* [BEREITGESTELLTE DATENSÄTZE]:
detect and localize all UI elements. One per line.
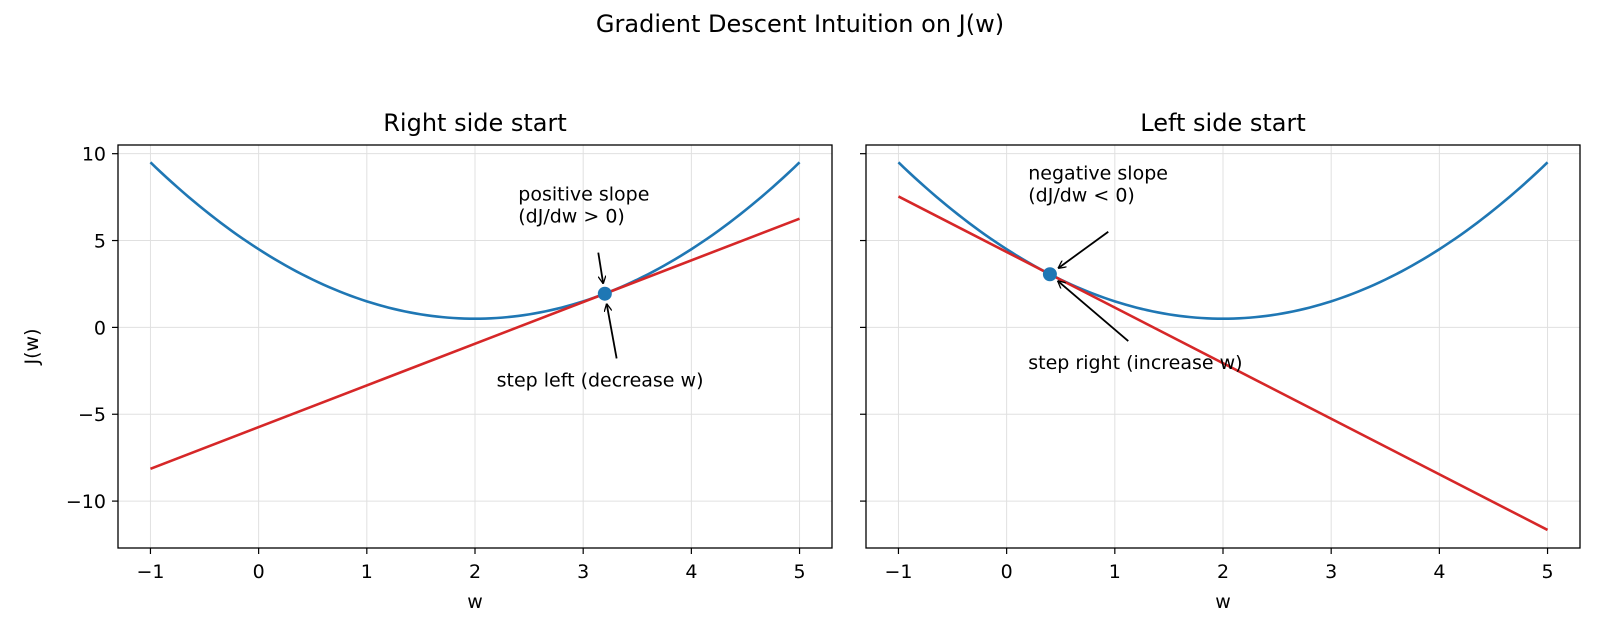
tangent-line xyxy=(897,195,1549,532)
grid xyxy=(866,145,1580,548)
x-tick-label-5: 5 xyxy=(1541,561,1553,583)
x-tick-labels: −1 0 1 2 3 4 5 xyxy=(884,548,1554,583)
plot-panel-right-side-start: positive slope (dJ/dw > 0) step left (decr… xyxy=(21,109,833,613)
x-tick-label-1: 1 xyxy=(361,561,373,583)
annotations-layer: positive slope (dJ/dw > 0) step left (decr… xyxy=(497,184,704,392)
y-tick-labels: 10 5 0 −5 −10 xyxy=(66,144,118,513)
annotation-1: step right (increase w) xyxy=(1028,352,1242,374)
x-tick-label-3: 3 xyxy=(577,561,589,583)
annotations-layer: negative slope (dJ/dw < 0) step right (inc… xyxy=(1028,163,1242,374)
y-tick-label-5: 5 xyxy=(94,231,106,253)
annotation-arrow-0 xyxy=(597,252,603,284)
x-tick-label-2: 2 xyxy=(1217,561,1229,583)
x-tick-label-0: 0 xyxy=(253,561,265,583)
annotation-1: step left (decrease w) xyxy=(497,369,704,391)
y-tick-label-minus10: −10 xyxy=(66,491,106,513)
x-tick-label-minus1: −1 xyxy=(884,561,912,583)
y-tick-label-0: 0 xyxy=(94,317,106,339)
x-tick-label-2: 2 xyxy=(469,561,481,583)
annotation-arrow-1 xyxy=(1058,281,1129,342)
x-tick-label-5: 5 xyxy=(793,561,805,583)
annotation-arrow-1 xyxy=(607,304,618,359)
x-tick-label-4: 4 xyxy=(685,561,697,583)
y-tick-labels xyxy=(860,153,866,502)
cost-curve xyxy=(149,161,801,321)
cost-curve xyxy=(897,161,1549,321)
x-tick-label-4: 4 xyxy=(1433,561,1445,583)
x-axis-label: w xyxy=(1215,591,1231,613)
y-tick-label-minus5: −5 xyxy=(78,404,106,426)
y-axis-label: J(w) xyxy=(21,329,43,366)
tangent-line xyxy=(149,217,801,471)
panel-title: Right side start xyxy=(383,109,567,137)
x-tick-label-minus1: −1 xyxy=(136,561,164,583)
series-layer xyxy=(149,161,801,471)
annotation-arrow-0 xyxy=(1058,231,1109,269)
current-point xyxy=(1042,267,1057,282)
panel-title: Left side start xyxy=(1140,109,1305,137)
y-tick-label-10: 10 xyxy=(82,144,106,166)
current-point xyxy=(597,286,612,301)
annotation-0: negative slope (dJ/dw < 0) xyxy=(1028,163,1168,207)
series-layer xyxy=(897,161,1549,532)
x-axis-label: w xyxy=(467,591,483,613)
plot-panel-left-side-start: negative slope (dJ/dw < 0) step right (inc… xyxy=(860,109,1581,613)
x-tick-labels: −1 0 1 2 3 4 5 xyxy=(136,548,806,583)
x-tick-label-3: 3 xyxy=(1325,561,1337,583)
x-tick-label-1: 1 xyxy=(1109,561,1121,583)
x-tick-label-0: 0 xyxy=(1001,561,1013,583)
grid xyxy=(118,145,832,548)
annotation-0: positive slope (dJ/dw > 0) xyxy=(518,184,649,228)
figure-title: Gradient Descent Intuition on J(w) xyxy=(596,10,1004,38)
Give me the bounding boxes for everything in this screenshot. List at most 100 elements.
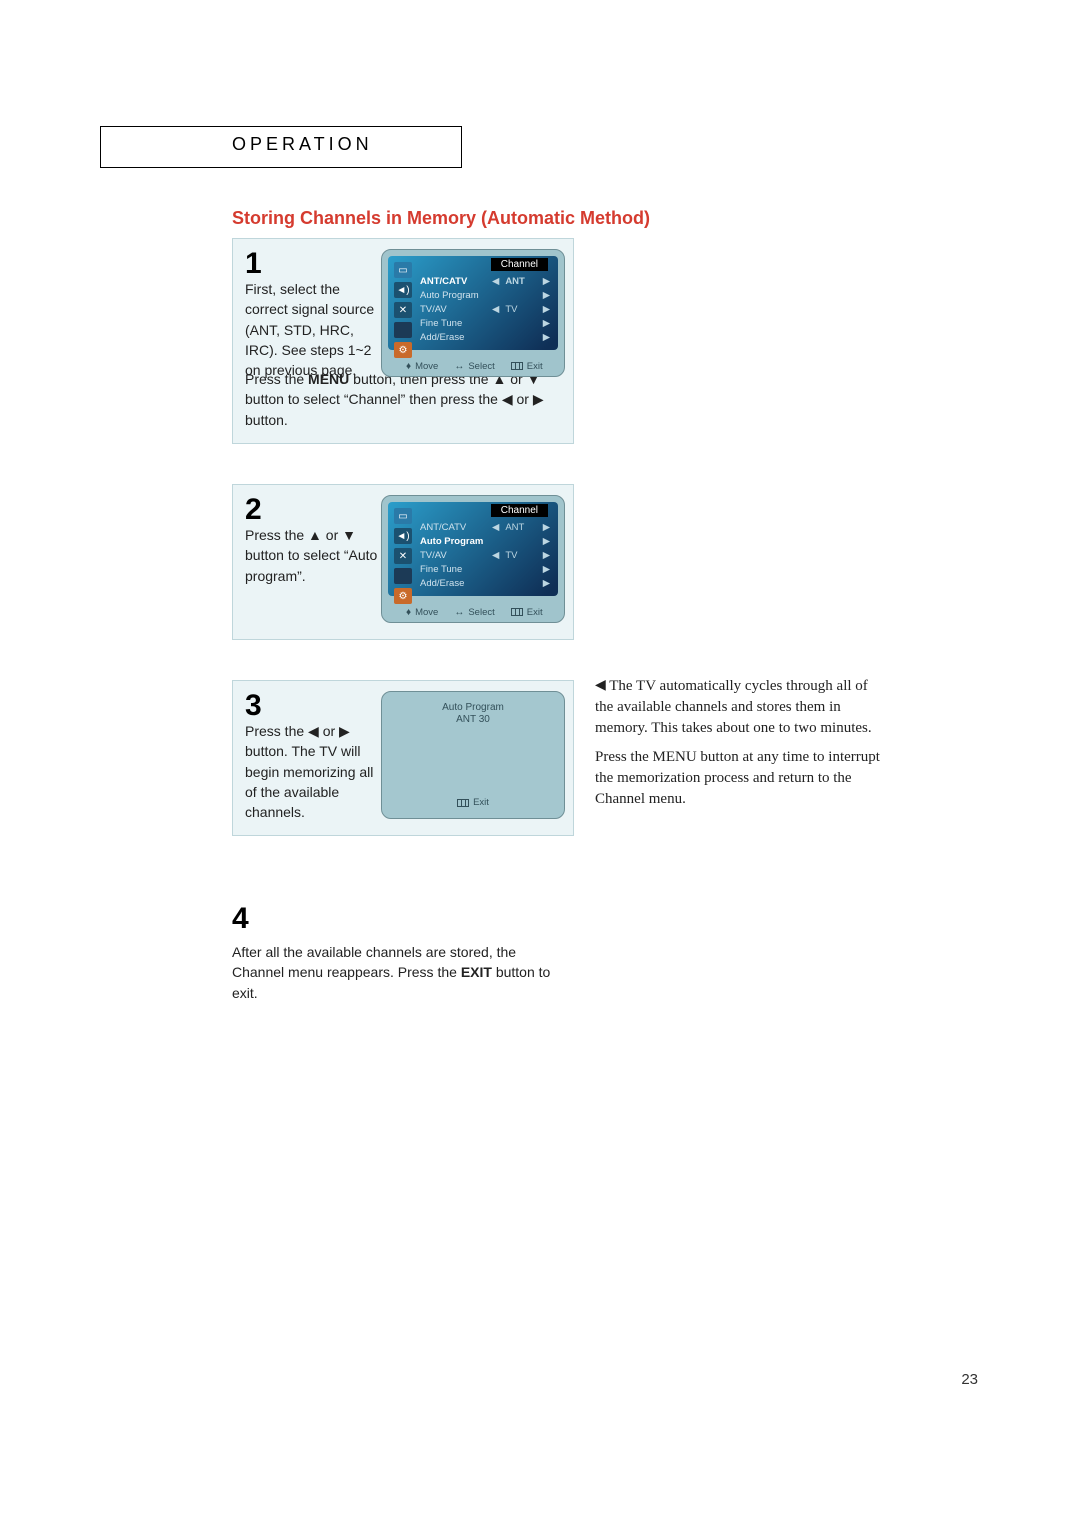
right-icon: ▶: [543, 318, 550, 329]
right-icon: ▶: [543, 578, 550, 589]
osd-step2-rows: ANT/CATV◀ANT▶Auto Program▶TV/AV◀TV▶Fine …: [420, 520, 550, 590]
osd-row: Auto Program ▶: [420, 534, 550, 548]
osd-row-label: Fine Tune: [420, 318, 486, 329]
osd-row-value: ANT: [505, 522, 533, 533]
right-icon: ▶: [543, 304, 550, 315]
osd-row: Auto Program ▶: [420, 288, 550, 302]
osd3-exit-label: Exit: [473, 797, 489, 808]
osd-footer: ♦ Move ↔ Select Exit: [382, 602, 564, 622]
right-icon: ▶: [543, 536, 550, 547]
down-icon: ▼: [342, 527, 356, 543]
osd-row-label: ANT/CATV: [420, 522, 486, 533]
osd-row-label: ANT/CATV: [420, 276, 486, 287]
step-2-text-end: button to select “Auto program”.: [245, 547, 377, 583]
sidenote-p1-text: The TV automatically cycles through all …: [595, 678, 872, 736]
step-2-text-mid: or: [322, 527, 342, 543]
osd-footer-move: Move: [415, 607, 438, 618]
right-icon: ▶: [543, 564, 550, 575]
step-1-text-b-mid4: or: [513, 391, 533, 407]
osd-row: Fine Tune ▶: [420, 562, 550, 576]
osd-footer: ♦ Move ↔ Select Exit: [382, 356, 564, 376]
osd-row: TV/AV ◀ TV ▶: [420, 302, 550, 316]
step-3-text-pre: Press the: [245, 723, 308, 739]
osd-sound-icon: ◄): [394, 528, 412, 544]
osd-channel-icon: ✕: [394, 548, 412, 564]
osd-footer-exit: Exit: [527, 607, 543, 618]
sidenote-p2: Press the MENU button at any time to int…: [595, 747, 885, 810]
osd-row-value: ANT: [505, 276, 533, 287]
right-icon: ▶: [543, 290, 550, 301]
left-icon: ◀: [492, 550, 499, 561]
osd-step3: Auto Program ANT 30 Exit: [381, 691, 565, 819]
step-3-number: 3: [245, 689, 262, 723]
osd-step1-rows: ANT/CATV◀ANT▶Auto Program▶TV/AV◀TV▶Fine …: [420, 274, 550, 344]
step-3-text: Press the ◀ or ▶ button. The TV will beg…: [245, 721, 385, 822]
sidenote: ◀ The TV automatically cycles through al…: [595, 676, 885, 818]
right-icon: ▶: [543, 276, 550, 287]
osd3-footer: Exit: [382, 797, 564, 808]
osd-row-label: Add/Erase: [420, 332, 486, 343]
right-icon: ▶: [339, 723, 350, 739]
updown-icon: ♦: [406, 361, 411, 372]
osd-function-icon: [394, 568, 412, 584]
up-icon: ▲: [308, 527, 322, 543]
osd-title-badge: Channel: [491, 258, 548, 271]
osd-row: Add/Erase▶: [420, 330, 550, 344]
left-icon: ◀: [492, 522, 499, 533]
step-1-text-b: Press the MENU button, then press the ▲ …: [245, 369, 565, 430]
step-2-text: Press the ▲ or ▼ button to select “Auto …: [245, 525, 385, 586]
osd-row: Fine Tune ▶: [420, 316, 550, 330]
step-1-number: 1: [245, 247, 262, 281]
exit-box-icon: [511, 362, 523, 370]
osd-title-badge: Channel: [491, 504, 548, 517]
right-icon: ▶: [533, 391, 544, 407]
osd-footer-move: Move: [415, 361, 438, 372]
osd-step2: Channel ▭ ◄) ✕ ⚙ ANT/CATV◀ANT▶Auto Progr…: [381, 495, 565, 623]
left-icon: ◀: [492, 276, 499, 287]
osd-function-icon: [394, 322, 412, 338]
page-heading: Storing Channels in Memory (Automatic Me…: [232, 208, 650, 229]
osd-picture-icon: ▭: [394, 508, 412, 524]
osd-footer-select: Select: [468, 361, 494, 372]
step-4-text-exit: EXIT: [461, 964, 492, 980]
osd-row-value: TV: [505, 304, 533, 315]
osd-row-label: Add/Erase: [420, 578, 486, 589]
osd-icon-column: ▭ ◄) ✕ ⚙: [394, 262, 414, 358]
osd-row-label: Auto Program: [420, 536, 486, 547]
step-1-text-b-mid3: button to select “Channel” then press th…: [245, 391, 502, 407]
osd-row: ANT/CATV◀ANT▶: [420, 520, 550, 534]
sidenote-p1: ◀ The TV automatically cycles through al…: [595, 676, 885, 739]
osd-row-label: TV/AV: [420, 550, 486, 561]
page: OPERATION Storing Channels in Memory (Au…: [0, 0, 1080, 1528]
step-3-text-end: button. The TV will begin memorizing all…: [245, 743, 373, 820]
updown-icon: ♦: [406, 607, 411, 618]
step-1-text-a: First, select the correct signal source …: [245, 279, 385, 380]
osd-row-label: TV/AV: [420, 304, 486, 315]
osd-step1-inner: Channel ▭ ◄) ✕ ⚙ ANT/CATV◀ANT▶Auto Progr…: [388, 256, 558, 350]
osd-footer-exit: Exit: [527, 361, 543, 372]
step-2-text-pre: Press the: [245, 527, 308, 543]
step-1-text-b-end: button.: [245, 412, 288, 428]
leftright-icon: ↔: [454, 607, 464, 618]
osd-footer-select: Select: [468, 607, 494, 618]
osd-row-label: Auto Program: [420, 290, 486, 301]
osd-step2-inner: Channel ▭ ◄) ✕ ⚙ ANT/CATV◀ANT▶Auto Progr…: [388, 502, 558, 596]
osd-picture-icon: ▭: [394, 262, 412, 278]
section-label: OPERATION: [232, 134, 373, 155]
osd3-subtitle: ANT 30: [382, 714, 564, 725]
exit-box-icon: [457, 799, 469, 807]
left-icon: ◀: [502, 391, 513, 407]
osd-icon-column: ▭ ◄) ✕ ⚙: [394, 508, 414, 604]
step-1-panel: 1 First, select the correct signal sourc…: [232, 238, 574, 444]
left-icon: ◀: [308, 723, 319, 739]
step-4-text: After all the available channels are sto…: [232, 942, 572, 1003]
step-4-block: 4 After all the available channels are s…: [232, 902, 572, 1003]
step-3-text-mid: or: [319, 723, 339, 739]
left-icon: ◀: [492, 304, 499, 315]
step-1-text-b-pre: Press the: [245, 371, 308, 387]
osd-row: ANT/CATV ◀ ANT ▶: [420, 274, 550, 288]
osd-row-label: Fine Tune: [420, 564, 486, 575]
osd-row: TV/AV◀TV▶: [420, 548, 550, 562]
leftright-icon: ↔: [454, 361, 464, 372]
right-icon: ▶: [543, 550, 550, 561]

* [AUFGABENSTELLUNG]: Schreiben Sie bitte die Zeilen von der Zeile mit „tangent-line xyxy=(897,195,1549,532)“ bis zur Zeile mit „plot-panel-right-side-start: positive slope“ unverändert ab, beide eingeschlossen.

* [ERGEBNIS DER ÜBUNG]:
tangent-line xyxy=(897,195,1549,532)
grid xyxy=(866,145,1580,548)
x-tick-label-5: 5 xyxy=(1541,561,1553,583)
x-tick-labels: −1 0 1 2 3 4 5 xyxy=(884,548,1554,583)
plot-panel-right-side-start: positive slope (dJ/dw > 0) step left (decr… xyxy=(21,109,833,613)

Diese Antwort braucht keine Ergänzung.